>> Start

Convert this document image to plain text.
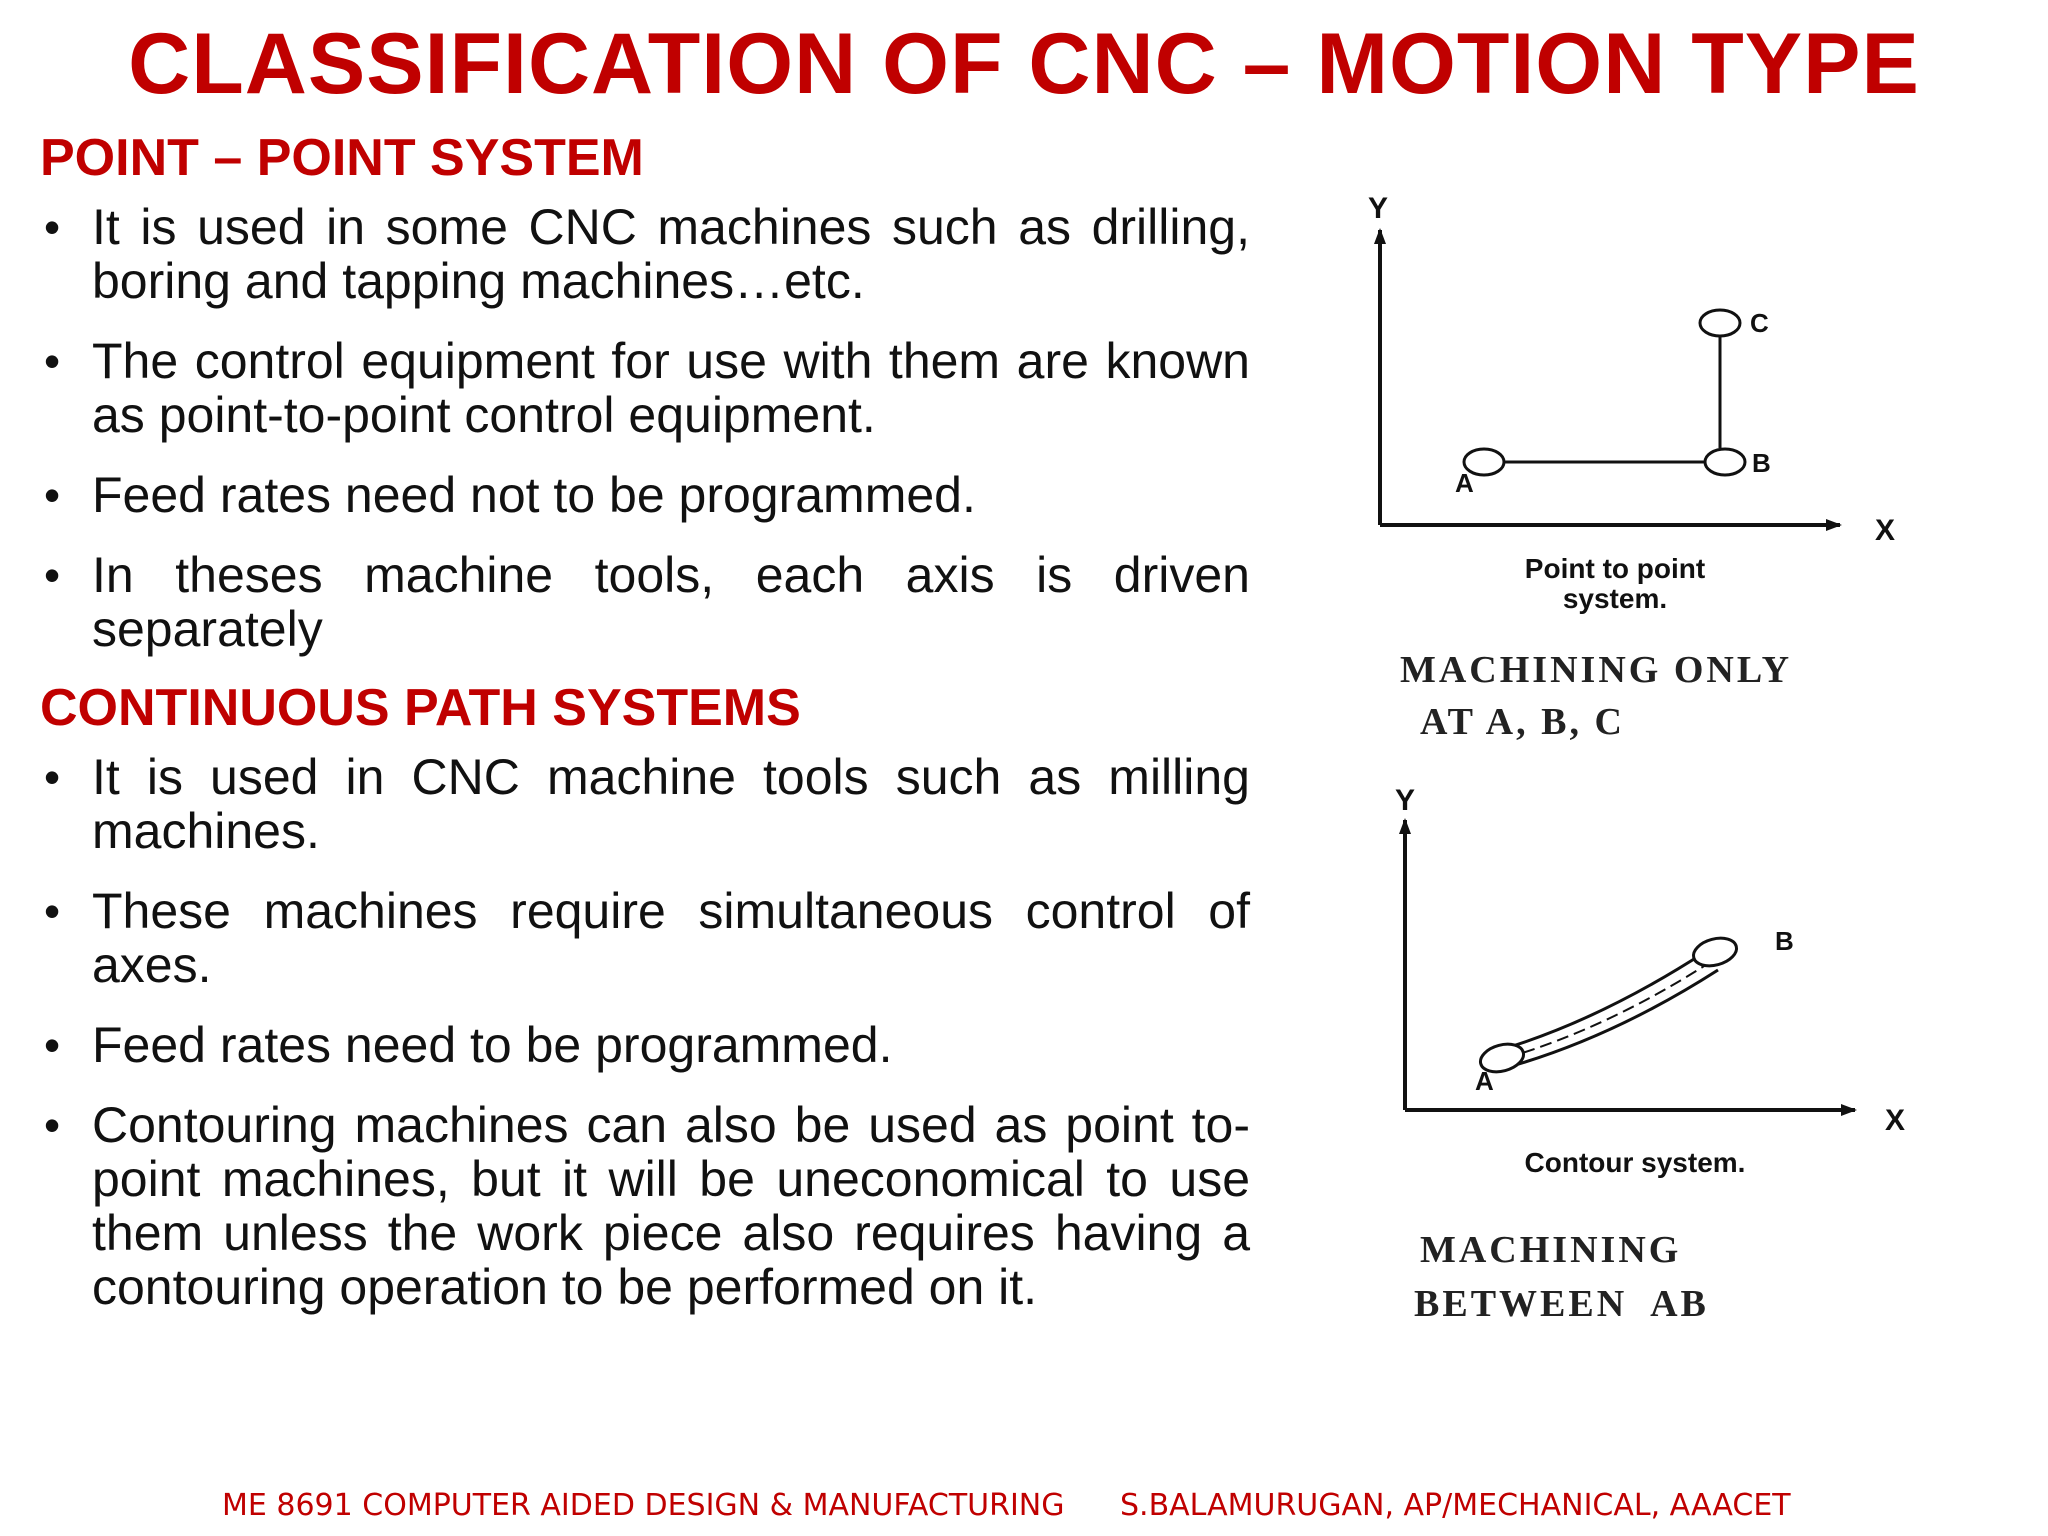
CLASSIFICATION OF CNC – MOTION TYPE
POINT – POINT SYSTEM
• It is used in some CNC machines such as drilling, boring and tapping machines…etc.
• The control equipment for use with them are known as point-to-point control equipment.
• Feed rates need not to be programmed.
• In theses machine tools, each axis is driven separately
CONTINUOUS PATH SYSTEMS
• It is used in CNC machine tools such as milling machines.
• These machines require simultaneous control of axes.
• Feed rates need to be programmed.
• Contouring machines can also be used as point to-point machines, but it will be uneconomical to use them unless the work piece also requires having a contouring operation to be performed on it.
Y
X
A
B
C
Point to point
system.
MACHINING ONLY
AT A, B, C
Y
X
A
B
Contour system.
MACHINING
BETWEEN  AB
ME 8691 COMPUTER AIDED DESIGN & MANUFACTURING S.BALAMURUGAN, AP/MECHANICAL, AAACET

>> End

■ Exercise brief
Print all the records again exactly; do not include any picture.

■ Worked solution
Convert this document image to plain text.
CLASSIFICATION OF CNC – MOTION TYPE
POINT – POINT SYSTEM
• It is used in some CNC machines such as drilling, boring and tapping machines…etc.
• The control equipment for use with them are known as point-to-point control equipment.
• Feed rates need not to be programmed.
• In theses machine tools, each axis is driven separately
CONTINUOUS PATH SYSTEMS
• It is used in CNC machine tools such as milling machines.
• These machines require simultaneous control of axes.
• Feed rates need to be programmed.
• Contouring machines can also be used as point to-point machines, but it will be uneconomical to use them unless the work piece also requires having a contouring operation to be performed on it.
Y
X
A
B
C
Point to point
system.
MACHINING ONLY
AT A, B, C
Y
X
A
B
Contour system.
MACHINING
BETWEEN  AB
ME 8691 COMPUTER AIDED DESIGN & MANUFACTURING S.BALAMURUGAN, AP/MECHANICAL, AAACET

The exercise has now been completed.